THE REQUEST:
Update all the items below by changing each "card-divider" to "card-separator" and leaving everything else as it is.

Layout element entries:
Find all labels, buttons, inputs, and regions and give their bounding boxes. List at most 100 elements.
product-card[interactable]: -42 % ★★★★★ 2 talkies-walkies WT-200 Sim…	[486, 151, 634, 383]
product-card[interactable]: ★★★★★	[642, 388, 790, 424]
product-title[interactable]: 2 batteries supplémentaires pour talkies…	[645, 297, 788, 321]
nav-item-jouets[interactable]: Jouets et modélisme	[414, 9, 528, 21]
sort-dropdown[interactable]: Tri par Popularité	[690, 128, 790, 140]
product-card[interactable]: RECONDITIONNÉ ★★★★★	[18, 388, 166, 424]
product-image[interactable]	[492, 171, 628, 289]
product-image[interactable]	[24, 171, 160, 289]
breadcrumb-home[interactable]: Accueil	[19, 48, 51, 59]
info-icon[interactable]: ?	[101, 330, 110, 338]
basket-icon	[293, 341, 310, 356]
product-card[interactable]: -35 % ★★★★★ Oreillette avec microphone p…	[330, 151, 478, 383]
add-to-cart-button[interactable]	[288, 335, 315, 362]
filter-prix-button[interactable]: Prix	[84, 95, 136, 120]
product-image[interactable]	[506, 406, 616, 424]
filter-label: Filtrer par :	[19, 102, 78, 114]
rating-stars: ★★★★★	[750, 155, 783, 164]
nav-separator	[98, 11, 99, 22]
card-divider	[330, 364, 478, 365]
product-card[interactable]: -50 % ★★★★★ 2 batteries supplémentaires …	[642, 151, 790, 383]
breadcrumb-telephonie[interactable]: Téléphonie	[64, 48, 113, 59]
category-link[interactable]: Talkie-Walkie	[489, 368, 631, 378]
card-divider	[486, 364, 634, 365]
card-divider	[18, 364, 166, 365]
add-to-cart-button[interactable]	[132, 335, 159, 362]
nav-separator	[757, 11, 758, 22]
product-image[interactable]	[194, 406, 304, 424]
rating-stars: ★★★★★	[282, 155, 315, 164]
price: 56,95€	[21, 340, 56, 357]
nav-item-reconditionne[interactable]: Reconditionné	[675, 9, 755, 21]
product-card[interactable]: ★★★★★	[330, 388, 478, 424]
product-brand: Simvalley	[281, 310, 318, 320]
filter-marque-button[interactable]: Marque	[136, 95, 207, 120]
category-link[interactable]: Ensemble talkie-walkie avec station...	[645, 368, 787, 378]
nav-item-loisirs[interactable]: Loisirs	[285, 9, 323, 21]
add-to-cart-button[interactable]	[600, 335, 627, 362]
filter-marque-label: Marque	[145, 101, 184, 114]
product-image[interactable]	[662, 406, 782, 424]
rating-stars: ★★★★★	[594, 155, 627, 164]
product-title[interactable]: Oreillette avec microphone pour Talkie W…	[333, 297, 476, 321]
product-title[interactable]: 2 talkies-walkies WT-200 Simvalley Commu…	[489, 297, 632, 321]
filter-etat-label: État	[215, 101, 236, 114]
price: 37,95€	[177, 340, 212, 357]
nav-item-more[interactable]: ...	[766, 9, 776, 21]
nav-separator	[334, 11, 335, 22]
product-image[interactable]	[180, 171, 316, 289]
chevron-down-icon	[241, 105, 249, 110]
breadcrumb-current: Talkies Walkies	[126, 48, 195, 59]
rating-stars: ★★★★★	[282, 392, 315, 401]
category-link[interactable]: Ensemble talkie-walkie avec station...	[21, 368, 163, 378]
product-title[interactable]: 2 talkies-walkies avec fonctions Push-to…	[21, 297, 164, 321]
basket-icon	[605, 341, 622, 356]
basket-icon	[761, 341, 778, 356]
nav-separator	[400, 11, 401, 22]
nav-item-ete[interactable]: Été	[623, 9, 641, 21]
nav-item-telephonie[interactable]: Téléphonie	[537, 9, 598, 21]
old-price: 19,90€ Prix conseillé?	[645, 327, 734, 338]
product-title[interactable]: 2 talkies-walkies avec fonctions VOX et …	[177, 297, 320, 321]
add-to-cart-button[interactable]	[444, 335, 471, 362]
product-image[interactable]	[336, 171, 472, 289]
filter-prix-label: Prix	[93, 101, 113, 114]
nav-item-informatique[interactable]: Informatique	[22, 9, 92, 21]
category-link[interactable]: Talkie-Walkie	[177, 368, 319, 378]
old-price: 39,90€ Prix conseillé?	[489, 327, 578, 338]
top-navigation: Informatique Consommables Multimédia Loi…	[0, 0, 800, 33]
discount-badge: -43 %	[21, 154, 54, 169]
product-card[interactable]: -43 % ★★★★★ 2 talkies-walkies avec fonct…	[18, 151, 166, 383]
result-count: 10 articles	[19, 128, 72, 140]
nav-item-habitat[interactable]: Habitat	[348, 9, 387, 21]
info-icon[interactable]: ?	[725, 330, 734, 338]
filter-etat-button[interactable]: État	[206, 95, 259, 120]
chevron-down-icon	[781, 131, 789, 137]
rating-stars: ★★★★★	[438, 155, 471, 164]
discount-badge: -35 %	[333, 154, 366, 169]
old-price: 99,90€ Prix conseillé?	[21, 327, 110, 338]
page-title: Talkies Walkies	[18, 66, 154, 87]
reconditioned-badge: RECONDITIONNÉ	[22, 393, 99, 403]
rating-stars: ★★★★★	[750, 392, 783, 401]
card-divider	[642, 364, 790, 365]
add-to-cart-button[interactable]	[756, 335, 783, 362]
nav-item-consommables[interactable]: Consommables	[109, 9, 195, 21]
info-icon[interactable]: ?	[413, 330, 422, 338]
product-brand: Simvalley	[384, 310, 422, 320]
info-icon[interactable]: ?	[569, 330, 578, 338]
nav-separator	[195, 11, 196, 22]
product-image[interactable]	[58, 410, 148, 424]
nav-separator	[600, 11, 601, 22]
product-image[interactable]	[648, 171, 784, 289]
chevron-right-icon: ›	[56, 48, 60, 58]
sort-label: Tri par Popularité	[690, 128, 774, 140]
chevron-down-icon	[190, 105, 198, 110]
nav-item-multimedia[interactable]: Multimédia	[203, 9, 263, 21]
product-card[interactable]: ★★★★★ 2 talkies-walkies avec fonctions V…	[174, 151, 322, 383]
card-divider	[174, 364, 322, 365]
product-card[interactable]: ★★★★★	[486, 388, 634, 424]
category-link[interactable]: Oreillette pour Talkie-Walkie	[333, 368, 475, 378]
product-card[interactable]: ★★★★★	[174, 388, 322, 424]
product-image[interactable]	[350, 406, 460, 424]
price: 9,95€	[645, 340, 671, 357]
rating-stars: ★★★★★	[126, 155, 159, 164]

RESULT BELOW:
Find all labels, buttons, inputs, and regions and give their bounding boxes. List at most 100 elements.
product-card[interactable]: -42 % ★★★★★ 2 talkies-walkies WT-200 Sim…	[486, 151, 634, 383]
product-card[interactable]: ★★★★★	[642, 388, 790, 424]
product-title[interactable]: 2 batteries supplémentaires pour talkies…	[645, 297, 788, 321]
nav-item-jouets[interactable]: Jouets et modélisme	[414, 9, 528, 21]
sort-dropdown[interactable]: Tri par Popularité	[690, 128, 790, 140]
product-card[interactable]: RECONDITIONNÉ ★★★★★	[18, 388, 166, 424]
product-image[interactable]	[492, 171, 628, 289]
product-image[interactable]	[24, 171, 160, 289]
breadcrumb-home[interactable]: Accueil	[19, 48, 51, 59]
info-icon[interactable]: ?	[101, 330, 110, 338]
basket-icon	[293, 341, 310, 356]
product-card[interactable]: -35 % ★★★★★ Oreillette avec microphone p…	[330, 151, 478, 383]
add-to-cart-button[interactable]	[288, 335, 315, 362]
filter-prix-button[interactable]: Prix	[84, 95, 136, 120]
product-image[interactable]	[506, 406, 616, 424]
filter-label: Filtrer par :	[19, 102, 78, 114]
rating-stars: ★★★★★	[750, 155, 783, 164]
nav-separator	[98, 11, 99, 22]
card-separator	[330, 364, 478, 365]
product-card[interactable]: -50 % ★★★★★ 2 batteries supplémentaires …	[642, 151, 790, 383]
breadcrumb-telephonie[interactable]: Téléphonie	[64, 48, 113, 59]
category-link[interactable]: Talkie-Walkie	[489, 368, 631, 378]
card-separator	[486, 364, 634, 365]
card-separator	[18, 364, 166, 365]
add-to-cart-button[interactable]	[132, 335, 159, 362]
nav-separator	[757, 11, 758, 22]
product-image[interactable]	[194, 406, 304, 424]
rating-stars: ★★★★★	[282, 155, 315, 164]
price: 56,95€	[21, 340, 56, 357]
nav-item-reconditionne[interactable]: Reconditionné	[675, 9, 755, 21]
product-card[interactable]: ★★★★★	[330, 388, 478, 424]
product-brand: Simvalley	[281, 310, 318, 320]
filter-marque-button[interactable]: Marque	[136, 95, 207, 120]
category-link[interactable]: Ensemble talkie-walkie avec station...	[645, 368, 787, 378]
nav-item-loisirs[interactable]: Loisirs	[285, 9, 323, 21]
add-to-cart-button[interactable]	[600, 335, 627, 362]
filter-marque-label: Marque	[145, 101, 184, 114]
product-image[interactable]	[662, 406, 782, 424]
rating-stars: ★★★★★	[594, 155, 627, 164]
product-title[interactable]: Oreillette avec microphone pour Talkie W…	[333, 297, 476, 321]
product-title[interactable]: 2 talkies-walkies WT-200 Simvalley Commu…	[489, 297, 632, 321]
filter-etat-label: État	[215, 101, 236, 114]
price: 37,95€	[177, 340, 212, 357]
nav-item-more[interactable]: ...	[766, 9, 776, 21]
nav-separator	[334, 11, 335, 22]
product-image[interactable]	[180, 171, 316, 289]
chevron-down-icon	[241, 105, 249, 110]
breadcrumb-current: Talkies Walkies	[126, 48, 195, 59]
rating-stars: ★★★★★	[282, 392, 315, 401]
category-link[interactable]: Ensemble talkie-walkie avec station...	[21, 368, 163, 378]
product-title[interactable]: 2 talkies-walkies avec fonctions Push-to…	[21, 297, 164, 321]
basket-icon	[605, 341, 622, 356]
basket-icon	[761, 341, 778, 356]
nav-separator	[400, 11, 401, 22]
nav-item-ete[interactable]: Été	[623, 9, 641, 21]
nav-item-telephonie[interactable]: Téléphonie	[537, 9, 598, 21]
old-price: 19,90€ Prix conseillé?	[645, 327, 734, 338]
product-title[interactable]: 2 talkies-walkies avec fonctions VOX et …	[177, 297, 320, 321]
add-to-cart-button[interactable]	[444, 335, 471, 362]
product-image[interactable]	[336, 171, 472, 289]
filter-prix-label: Prix	[93, 101, 113, 114]
nav-item-informatique[interactable]: Informatique	[22, 9, 92, 21]
category-link[interactable]: Talkie-Walkie	[177, 368, 319, 378]
old-price: 39,90€ Prix conseillé?	[489, 327, 578, 338]
top-navigation: Informatique Consommables Multimédia Loi…	[0, 0, 800, 33]
discount-badge: -43 %	[21, 154, 54, 169]
product-card[interactable]: -43 % ★★★★★ 2 talkies-walkies avec fonct…	[18, 151, 166, 383]
result-count: 10 articles	[19, 128, 72, 140]
nav-item-habitat[interactable]: Habitat	[348, 9, 387, 21]
info-icon[interactable]: ?	[725, 330, 734, 338]
filter-etat-button[interactable]: État	[206, 95, 259, 120]
chevron-down-icon	[781, 131, 789, 137]
rating-stars: ★★★★★	[438, 155, 471, 164]
discount-badge: -35 %	[333, 154, 366, 169]
old-price: 99,90€ Prix conseillé?	[21, 327, 110, 338]
page-title: Talkies Walkies	[18, 66, 154, 87]
reconditioned-badge: RECONDITIONNÉ	[22, 393, 99, 403]
rating-stars: ★★★★★	[750, 392, 783, 401]
card-separator	[642, 364, 790, 365]
add-to-cart-button[interactable]	[756, 335, 783, 362]
nav-item-consommables[interactable]: Consommables	[109, 9, 195, 21]
info-icon[interactable]: ?	[413, 330, 422, 338]
product-brand: Simvalley	[384, 310, 422, 320]
info-icon[interactable]: ?	[569, 330, 578, 338]
nav-separator	[195, 11, 196, 22]
product-image[interactable]	[58, 410, 148, 424]
nav-separator	[600, 11, 601, 22]
product-image[interactable]	[648, 171, 784, 289]
chevron-right-icon: ›	[56, 48, 60, 58]
sort-label: Tri par Popularité	[690, 128, 774, 140]
chevron-down-icon	[190, 105, 198, 110]
nav-item-multimedia[interactable]: Multimédia	[203, 9, 263, 21]
product-card[interactable]: ★★★★★ 2 talkies-walkies avec fonctions V…	[174, 151, 322, 383]
card-separator	[174, 364, 322, 365]
product-card[interactable]: ★★★★★	[486, 388, 634, 424]
category-link[interactable]: Oreillette pour Talkie-Walkie	[333, 368, 475, 378]
product-card[interactable]: ★★★★★	[174, 388, 322, 424]
product-image[interactable]	[350, 406, 460, 424]
price: 9,95€	[645, 340, 671, 357]
rating-stars: ★★★★★	[126, 155, 159, 164]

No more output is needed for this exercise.